• _JOB_
Print all records exactly, leaving nothing out.

• _RECORDS PROVIDED_
** start **
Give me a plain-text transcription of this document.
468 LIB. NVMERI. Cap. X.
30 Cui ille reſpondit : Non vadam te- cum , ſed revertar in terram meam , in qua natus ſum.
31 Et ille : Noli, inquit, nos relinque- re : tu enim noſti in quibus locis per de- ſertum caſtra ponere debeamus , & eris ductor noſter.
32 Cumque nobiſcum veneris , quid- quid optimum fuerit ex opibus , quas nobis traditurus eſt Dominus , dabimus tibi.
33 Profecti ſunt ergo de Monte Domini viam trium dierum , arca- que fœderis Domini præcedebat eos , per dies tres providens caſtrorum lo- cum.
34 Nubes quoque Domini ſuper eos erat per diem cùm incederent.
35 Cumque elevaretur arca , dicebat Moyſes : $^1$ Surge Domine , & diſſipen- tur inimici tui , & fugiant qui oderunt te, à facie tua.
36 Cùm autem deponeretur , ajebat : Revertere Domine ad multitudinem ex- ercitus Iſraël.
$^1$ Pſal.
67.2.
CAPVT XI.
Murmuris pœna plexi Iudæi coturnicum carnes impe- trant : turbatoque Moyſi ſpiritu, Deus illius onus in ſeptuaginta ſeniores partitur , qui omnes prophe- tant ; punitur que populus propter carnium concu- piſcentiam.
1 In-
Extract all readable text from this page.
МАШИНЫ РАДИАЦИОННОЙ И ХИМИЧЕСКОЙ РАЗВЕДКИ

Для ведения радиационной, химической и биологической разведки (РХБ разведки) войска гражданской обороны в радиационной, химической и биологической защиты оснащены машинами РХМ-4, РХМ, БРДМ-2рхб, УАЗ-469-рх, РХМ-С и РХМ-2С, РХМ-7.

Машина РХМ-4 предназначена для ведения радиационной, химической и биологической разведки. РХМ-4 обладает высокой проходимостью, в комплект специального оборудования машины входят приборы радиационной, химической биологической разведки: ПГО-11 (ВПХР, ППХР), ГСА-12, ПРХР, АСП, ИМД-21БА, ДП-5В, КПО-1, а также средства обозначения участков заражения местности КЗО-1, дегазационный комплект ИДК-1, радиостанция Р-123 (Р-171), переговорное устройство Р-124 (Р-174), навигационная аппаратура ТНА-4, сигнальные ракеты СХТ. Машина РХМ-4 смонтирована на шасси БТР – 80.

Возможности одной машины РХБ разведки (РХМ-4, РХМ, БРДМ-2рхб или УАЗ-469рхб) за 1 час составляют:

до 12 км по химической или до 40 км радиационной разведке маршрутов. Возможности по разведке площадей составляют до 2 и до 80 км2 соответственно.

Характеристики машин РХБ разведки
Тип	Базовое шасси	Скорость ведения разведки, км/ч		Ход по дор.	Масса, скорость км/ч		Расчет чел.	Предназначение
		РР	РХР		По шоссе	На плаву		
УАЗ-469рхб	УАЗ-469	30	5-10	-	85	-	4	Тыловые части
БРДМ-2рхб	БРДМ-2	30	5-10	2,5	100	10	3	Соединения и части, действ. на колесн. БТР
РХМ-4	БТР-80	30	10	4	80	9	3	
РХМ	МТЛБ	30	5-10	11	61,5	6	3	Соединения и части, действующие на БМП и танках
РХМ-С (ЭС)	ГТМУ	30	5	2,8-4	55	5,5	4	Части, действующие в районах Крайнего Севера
** end **
• _PROBLEM SOLUTION_
Give me a plain-text transcription of this document.
468 LIB. NVMERI. Cap. X.
30 Cui ille reſpondit : Non vadam te- cum , ſed revertar in terram meam , in qua natus ſum.
31 Et ille : Noli, inquit, nos relinque- re : tu enim noſti in quibus locis per de- ſertum caſtra ponere debeamus , & eris ductor noſter.
32 Cumque nobiſcum veneris , quid- quid optimum fuerit ex opibus , quas nobis traditurus eſt Dominus , dabimus tibi.
33 Profecti ſunt ergo de Monte Domini viam trium dierum , arca- que fœderis Domini præcedebat eos , per dies tres providens caſtrorum lo- cum.
34 Nubes quoque Domini ſuper eos erat per diem cùm incederent.
35 Cumque elevaretur arca , dicebat Moyſes : $^1$ Surge Domine , & diſſipen- tur inimici tui , & fugiant qui oderunt te, à facie tua.
36 Cùm autem deponeretur , ajebat : Revertere Domine ad multitudinem ex- ercitus Iſraël.
$^1$ Pſal.
67.2.
CAPVT XI.
Murmuris pœna plexi Iudæi coturnicum carnes impe- trant : turbatoque Moyſi ſpiritu, Deus illius onus in ſeptuaginta ſeniores partitur , qui omnes prophe- tant ; punitur que populus propter carnium concu- piſcentiam.
1 In-
Extract all readable text from this page.
МАШИНЫ РАДИАЦИОННОЙ И ХИМИЧЕСКОЙ РАЗВЕДКИ

Для ведения радиационной, химической и биологической разведки (РХБ разведки) войска гражданской обороны в радиационной, химической и биологической защиты оснащены машинами РХМ-4, РХМ, БРДМ-2рхб, УАЗ-469-рх, РХМ-С и РХМ-2С, РХМ-7.

Машина РХМ-4 предназначена для ведения радиационной, химической и биологической разведки. РХМ-4 обладает высокой проходимостью, в комплект специального оборудования машины входят приборы радиационной, химической биологической разведки: ПГО-11 (ВПХР, ППХР), ГСА-12, ПРХР, АСП, ИМД-21БА, ДП-5В, КПО-1, а также средства обозначения участков заражения местности КЗО-1, дегазационный комплект ИДК-1, радиостанция Р-123 (Р-171), переговорное устройство Р-124 (Р-174), навигационная аппаратура ТНА-4, сигнальные ракеты СХТ. Машина РХМ-4 смонтирована на шасси БТР – 80.

Возможности одной машины РХБ разведки (РХМ-4, РХМ, БРДМ-2рхб или УАЗ-469рхб) за 1 час составляют:

до 12 км по химической или до 40 км радиационной разведке маршрутов. Возможности по разведке площадей составляют до 2 и до 80 км2 соответственно.

Характеристики машин РХБ разведки
Тип	Базовое шасси	Скорость ведения разведки, км/ч		Ход по дор.	Масса, скорость км/ч		Расчет чел.	Предназначение
		РР	РХР		По шоссе	На плаву		
УАЗ-469рхб	УАЗ-469	30	5-10	-	85	-	4	Тыловые части
БРДМ-2рхб	БРДМ-2	30	5-10	2,5	100	10	3	Соединения и части, действ. на колесн. БТР
РХМ-4	БТР-80	30	10	4	80	9	3	
РХМ	МТЛБ	30	5-10	11	61,5	6	3	Соединения и части, действующие на БМП и танках
РХМ-С (ЭС)	ГТМУ	30	5	2,8-4	55	5,5	4	Части, действующие в районах Крайнего Севера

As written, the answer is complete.